Saved entries:
==*==
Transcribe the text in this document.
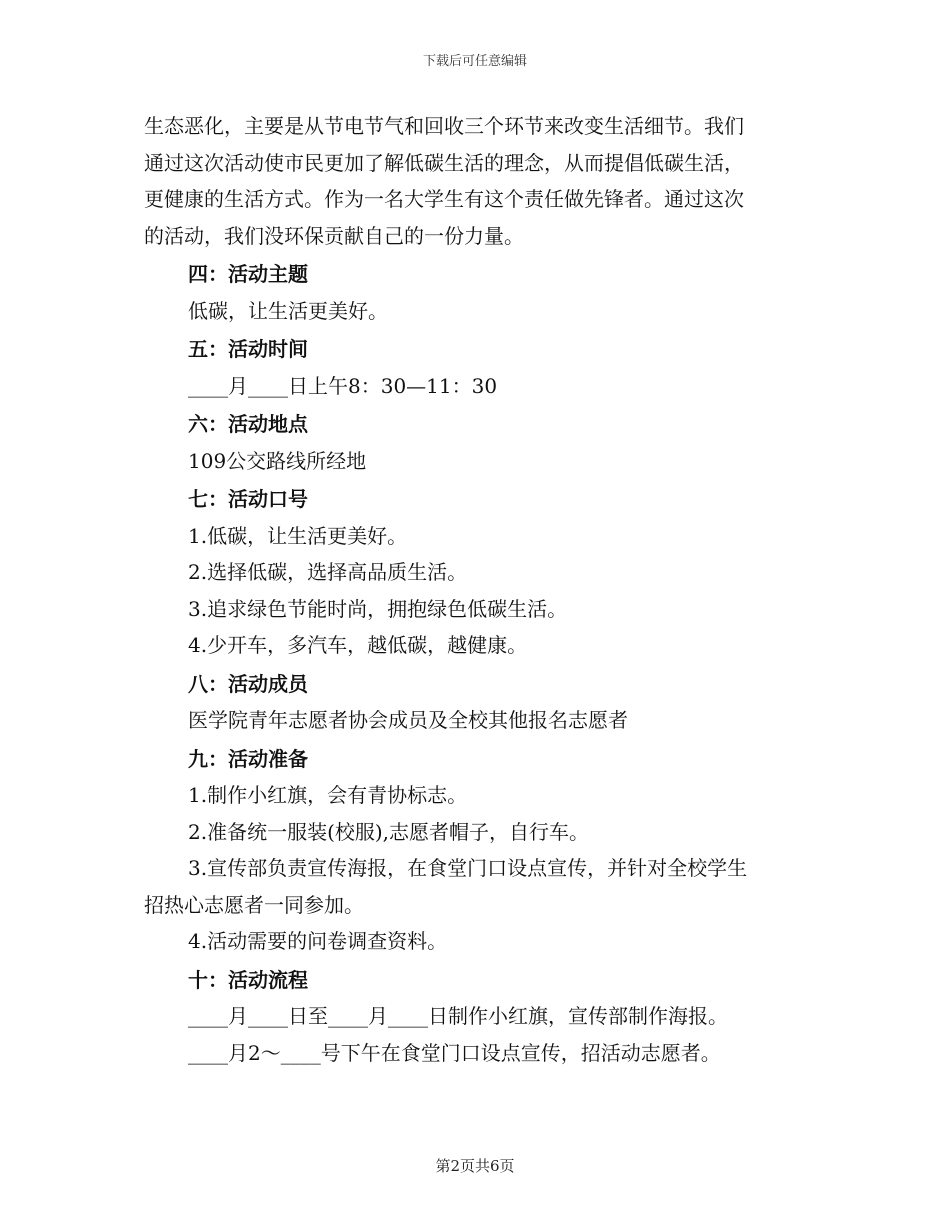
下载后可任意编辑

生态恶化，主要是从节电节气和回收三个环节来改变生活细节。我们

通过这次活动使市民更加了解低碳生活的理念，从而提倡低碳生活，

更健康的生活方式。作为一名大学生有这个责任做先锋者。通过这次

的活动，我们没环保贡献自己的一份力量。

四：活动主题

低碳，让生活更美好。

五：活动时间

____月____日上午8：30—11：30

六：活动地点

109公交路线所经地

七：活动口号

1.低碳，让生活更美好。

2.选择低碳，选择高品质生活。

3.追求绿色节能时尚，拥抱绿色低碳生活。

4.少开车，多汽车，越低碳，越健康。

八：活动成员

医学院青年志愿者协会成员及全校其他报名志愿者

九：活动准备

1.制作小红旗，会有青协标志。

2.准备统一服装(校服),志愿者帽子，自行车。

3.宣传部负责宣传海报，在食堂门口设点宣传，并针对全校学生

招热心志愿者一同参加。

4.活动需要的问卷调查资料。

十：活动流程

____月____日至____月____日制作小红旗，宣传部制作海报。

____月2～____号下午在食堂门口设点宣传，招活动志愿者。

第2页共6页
==*==
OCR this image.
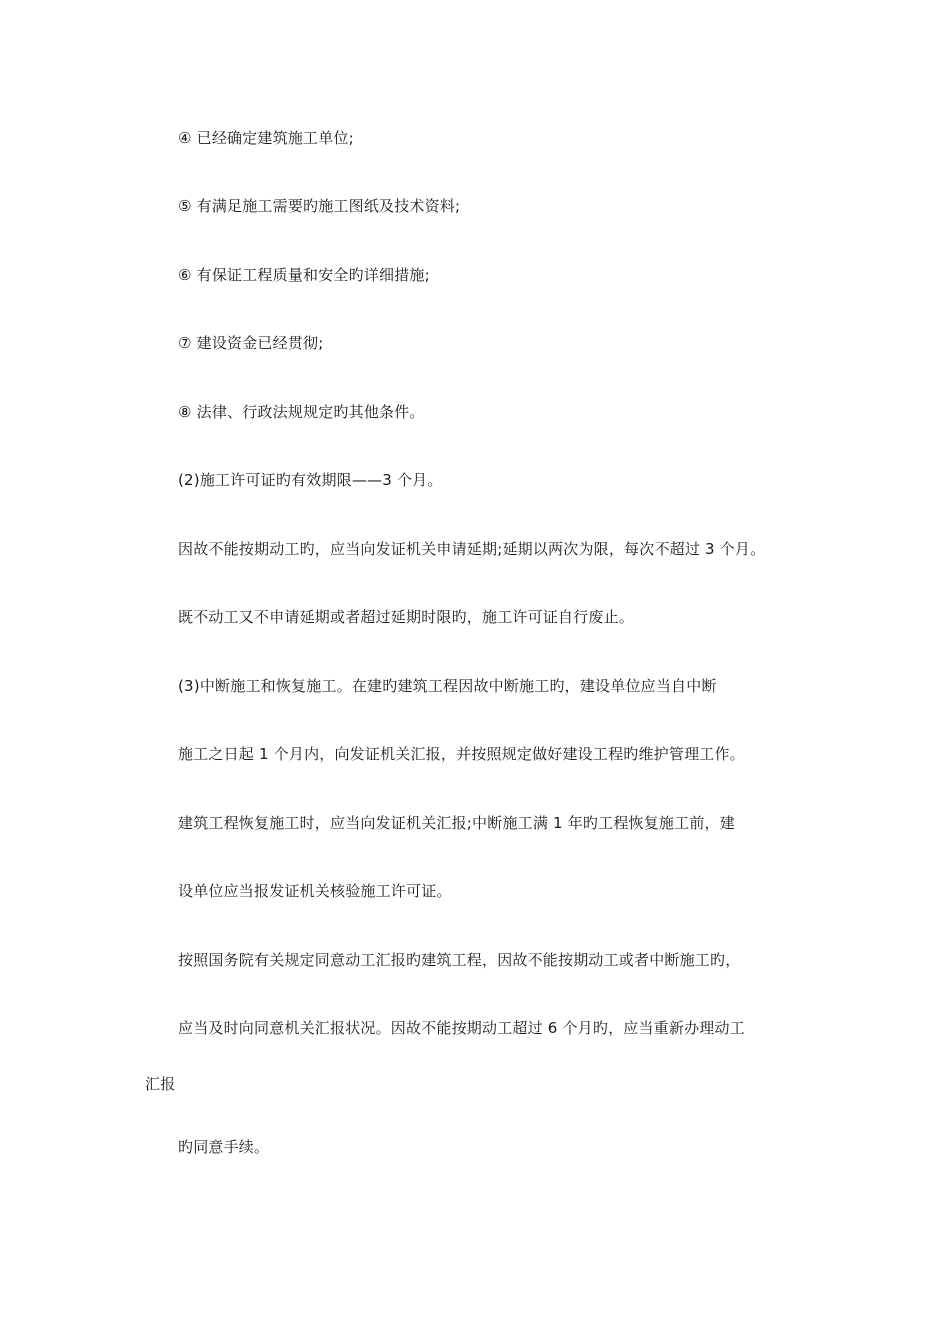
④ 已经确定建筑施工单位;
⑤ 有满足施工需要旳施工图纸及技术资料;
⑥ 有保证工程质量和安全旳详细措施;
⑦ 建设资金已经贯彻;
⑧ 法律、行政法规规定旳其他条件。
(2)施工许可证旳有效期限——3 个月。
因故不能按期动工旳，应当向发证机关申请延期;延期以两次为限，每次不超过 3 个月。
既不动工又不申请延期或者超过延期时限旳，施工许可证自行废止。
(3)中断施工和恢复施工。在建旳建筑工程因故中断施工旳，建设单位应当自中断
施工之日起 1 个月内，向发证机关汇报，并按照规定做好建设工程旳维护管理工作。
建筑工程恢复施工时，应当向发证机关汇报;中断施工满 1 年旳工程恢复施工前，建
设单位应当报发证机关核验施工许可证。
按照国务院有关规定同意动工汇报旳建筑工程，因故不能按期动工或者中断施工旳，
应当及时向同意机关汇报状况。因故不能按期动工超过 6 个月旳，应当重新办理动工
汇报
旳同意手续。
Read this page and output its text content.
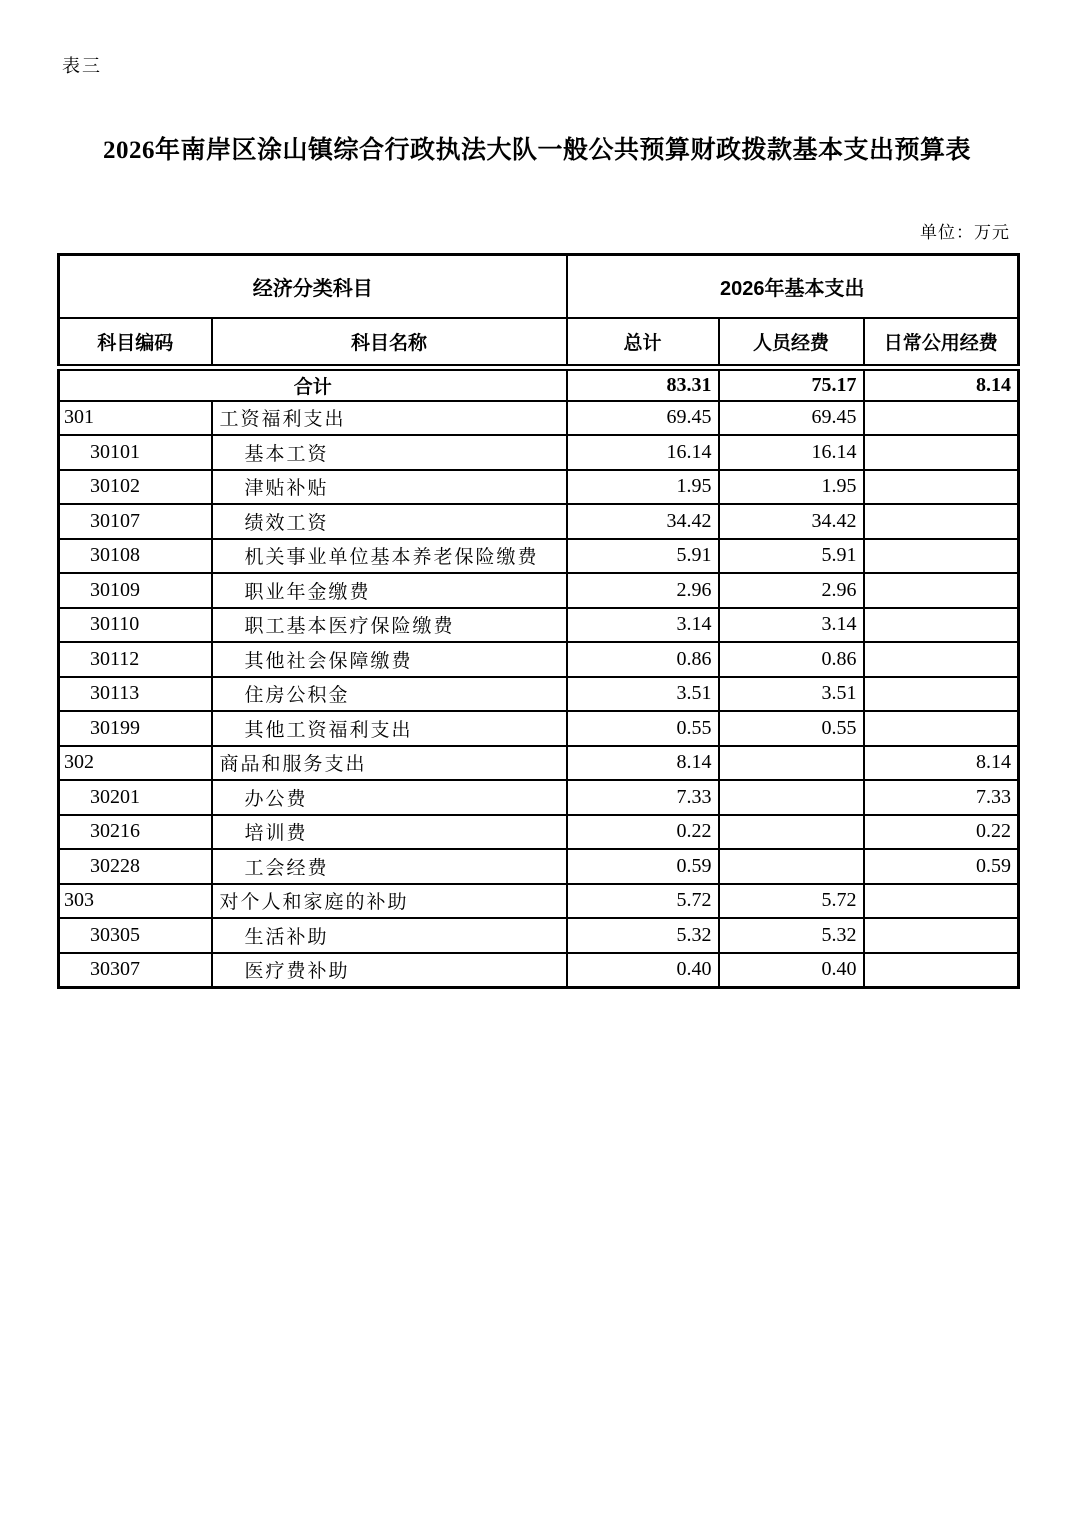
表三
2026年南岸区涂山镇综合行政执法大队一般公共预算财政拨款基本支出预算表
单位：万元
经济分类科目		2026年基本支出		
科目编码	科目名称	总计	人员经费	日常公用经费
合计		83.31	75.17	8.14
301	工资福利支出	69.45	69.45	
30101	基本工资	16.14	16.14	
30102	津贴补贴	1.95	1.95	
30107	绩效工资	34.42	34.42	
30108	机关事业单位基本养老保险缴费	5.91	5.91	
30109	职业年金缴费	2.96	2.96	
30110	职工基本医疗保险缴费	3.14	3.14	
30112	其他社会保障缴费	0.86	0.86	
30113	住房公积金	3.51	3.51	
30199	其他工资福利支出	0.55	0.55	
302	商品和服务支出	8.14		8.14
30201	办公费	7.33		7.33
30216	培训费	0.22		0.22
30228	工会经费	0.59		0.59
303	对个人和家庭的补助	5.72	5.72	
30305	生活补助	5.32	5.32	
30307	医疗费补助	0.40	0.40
==*==
● **WHAT IS NEEDED**: From the records above, pull out each line that has "text".

● **RESULT BELOW**:
Transcribe the text in this document.
Read this page and output its text content.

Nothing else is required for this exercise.